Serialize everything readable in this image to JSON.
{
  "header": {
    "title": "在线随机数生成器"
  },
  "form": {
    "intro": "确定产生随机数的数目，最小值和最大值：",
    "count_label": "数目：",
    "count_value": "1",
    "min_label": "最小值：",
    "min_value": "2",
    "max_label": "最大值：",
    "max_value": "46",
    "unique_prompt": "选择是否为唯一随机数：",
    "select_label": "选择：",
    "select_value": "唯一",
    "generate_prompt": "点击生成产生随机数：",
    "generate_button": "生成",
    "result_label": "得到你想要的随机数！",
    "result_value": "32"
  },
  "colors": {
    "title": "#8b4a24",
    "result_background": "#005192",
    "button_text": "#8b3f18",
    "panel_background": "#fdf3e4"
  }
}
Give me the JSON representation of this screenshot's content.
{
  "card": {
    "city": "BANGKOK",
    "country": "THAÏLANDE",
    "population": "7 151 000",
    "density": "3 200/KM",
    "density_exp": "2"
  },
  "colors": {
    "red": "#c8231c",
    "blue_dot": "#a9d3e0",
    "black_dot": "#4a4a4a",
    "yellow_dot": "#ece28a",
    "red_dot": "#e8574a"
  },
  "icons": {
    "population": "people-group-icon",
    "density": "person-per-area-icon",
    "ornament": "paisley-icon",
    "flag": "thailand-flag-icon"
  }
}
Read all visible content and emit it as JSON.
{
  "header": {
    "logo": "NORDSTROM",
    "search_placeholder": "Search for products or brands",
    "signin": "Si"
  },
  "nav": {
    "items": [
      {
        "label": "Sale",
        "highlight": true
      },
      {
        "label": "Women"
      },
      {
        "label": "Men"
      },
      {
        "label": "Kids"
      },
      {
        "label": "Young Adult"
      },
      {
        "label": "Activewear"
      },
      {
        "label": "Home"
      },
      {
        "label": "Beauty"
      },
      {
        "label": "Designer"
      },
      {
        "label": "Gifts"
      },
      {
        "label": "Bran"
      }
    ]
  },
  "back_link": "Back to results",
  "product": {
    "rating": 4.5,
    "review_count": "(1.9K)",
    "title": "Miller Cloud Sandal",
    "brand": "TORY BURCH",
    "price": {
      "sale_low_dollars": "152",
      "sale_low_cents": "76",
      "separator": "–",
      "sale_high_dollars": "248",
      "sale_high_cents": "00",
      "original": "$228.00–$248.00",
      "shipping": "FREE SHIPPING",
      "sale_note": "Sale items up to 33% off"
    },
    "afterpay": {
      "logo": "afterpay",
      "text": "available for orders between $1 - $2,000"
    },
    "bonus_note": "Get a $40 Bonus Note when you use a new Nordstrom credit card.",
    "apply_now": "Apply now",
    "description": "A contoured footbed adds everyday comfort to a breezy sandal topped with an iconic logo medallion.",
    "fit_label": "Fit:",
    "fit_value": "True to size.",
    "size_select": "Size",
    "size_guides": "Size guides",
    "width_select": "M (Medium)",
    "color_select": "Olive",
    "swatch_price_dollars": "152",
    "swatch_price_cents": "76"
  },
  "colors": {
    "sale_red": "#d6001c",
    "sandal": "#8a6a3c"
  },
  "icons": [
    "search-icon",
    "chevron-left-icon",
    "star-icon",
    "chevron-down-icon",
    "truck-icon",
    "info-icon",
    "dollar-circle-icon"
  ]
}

☆ ☆ ☆ ☆

» **Brief**
Exactly reproduce all of the entries.

» **Response**
Serialize everything readable in this image to JSON.
{
  "header": {
    "title": "在线随机数生成器"
  },
  "form": {
    "intro": "确定产生随机数的数目，最小值和最大值：",
    "count_label": "数目：",
    "count_value": "1",
    "min_label": "最小值：",
    "min_value": "2",
    "max_label": "最大值：",
    "max_value": "46",
    "unique_prompt": "选择是否为唯一随机数：",
    "select_label": "选择：",
    "select_value": "唯一",
    "generate_prompt": "点击生成产生随机数：",
    "generate_button": "生成",
    "result_label": "得到你想要的随机数！",
    "result_value": "32"
  },
  "colors": {
    "title": "#8b4a24",
    "result_background": "#005192",
    "button_text": "#8b3f18",
    "panel_background": "#fdf3e4"
  }
}
Give me the JSON representation of this screenshot's content.
{
  "card": {
    "city": "BANGKOK",
    "country": "THAÏLANDE",
    "population": "7 151 000",
    "density": "3 200/KM",
    "density_exp": "2"
  },
  "colors": {
    "red": "#c8231c",
    "blue_dot": "#a9d3e0",
    "black_dot": "#4a4a4a",
    "yellow_dot": "#ece28a",
    "red_dot": "#e8574a"
  },
  "icons": {
    "population": "people-group-icon",
    "density": "person-per-area-icon",
    "ornament": "paisley-icon",
    "flag": "thailand-flag-icon"
  }
}
Read all visible content and emit it as JSON.
{
  "header": {
    "logo": "NORDSTROM",
    "search_placeholder": "Search for products or brands",
    "signin": "Si"
  },
  "nav": {
    "items": [
      {
        "label": "Sale",
        "highlight": true
      },
      {
        "label": "Women"
      },
      {
        "label": "Men"
      },
      {
        "label": "Kids"
      },
      {
        "label": "Young Adult"
      },
      {
        "label": "Activewear"
      },
      {
        "label": "Home"
      },
      {
        "label": "Beauty"
      },
      {
        "label": "Designer"
      },
      {
        "label": "Gifts"
      },
      {
        "label": "Bran"
      }
    ]
  },
  "back_link": "Back to results",
  "product": {
    "rating": 4.5,
    "review_count": "(1.9K)",
    "title": "Miller Cloud Sandal",
    "brand": "TORY BURCH",
    "price": {
      "sale_low_dollars": "152",
      "sale_low_cents": "76",
      "separator": "–",
      "sale_high_dollars": "248",
      "sale_high_cents": "00",
      "original": "$228.00–$248.00",
      "shipping": "FREE SHIPPING",
      "sale_note": "Sale items up to 33% off"
    },
    "afterpay": {
      "logo": "afterpay",
      "text": "available for orders between $1 - $2,000"
    },
    "bonus_note": "Get a $40 Bonus Note when you use a new Nordstrom credit card.",
    "apply_now": "Apply now",
    "description": "A contoured footbed adds everyday comfort to a breezy sandal topped with an iconic logo medallion.",
    "fit_label": "Fit:",
    "fit_value": "True to size.",
    "size_select": "Size",
    "size_guides": "Size guides",
    "width_select": "M (Medium)",
    "color_select": "Olive",
    "swatch_price_dollars": "152",
    "swatch_price_cents": "76"
  },
  "colors": {
    "sale_red": "#d6001c",
    "sandal": "#8a6a3c"
  },
  "icons": [
    "search-icon",
    "chevron-left-icon",
    "star-icon",
    "chevron-down-icon",
    "truck-icon",
    "info-icon",
    "dollar-circle-icon"
  ]
}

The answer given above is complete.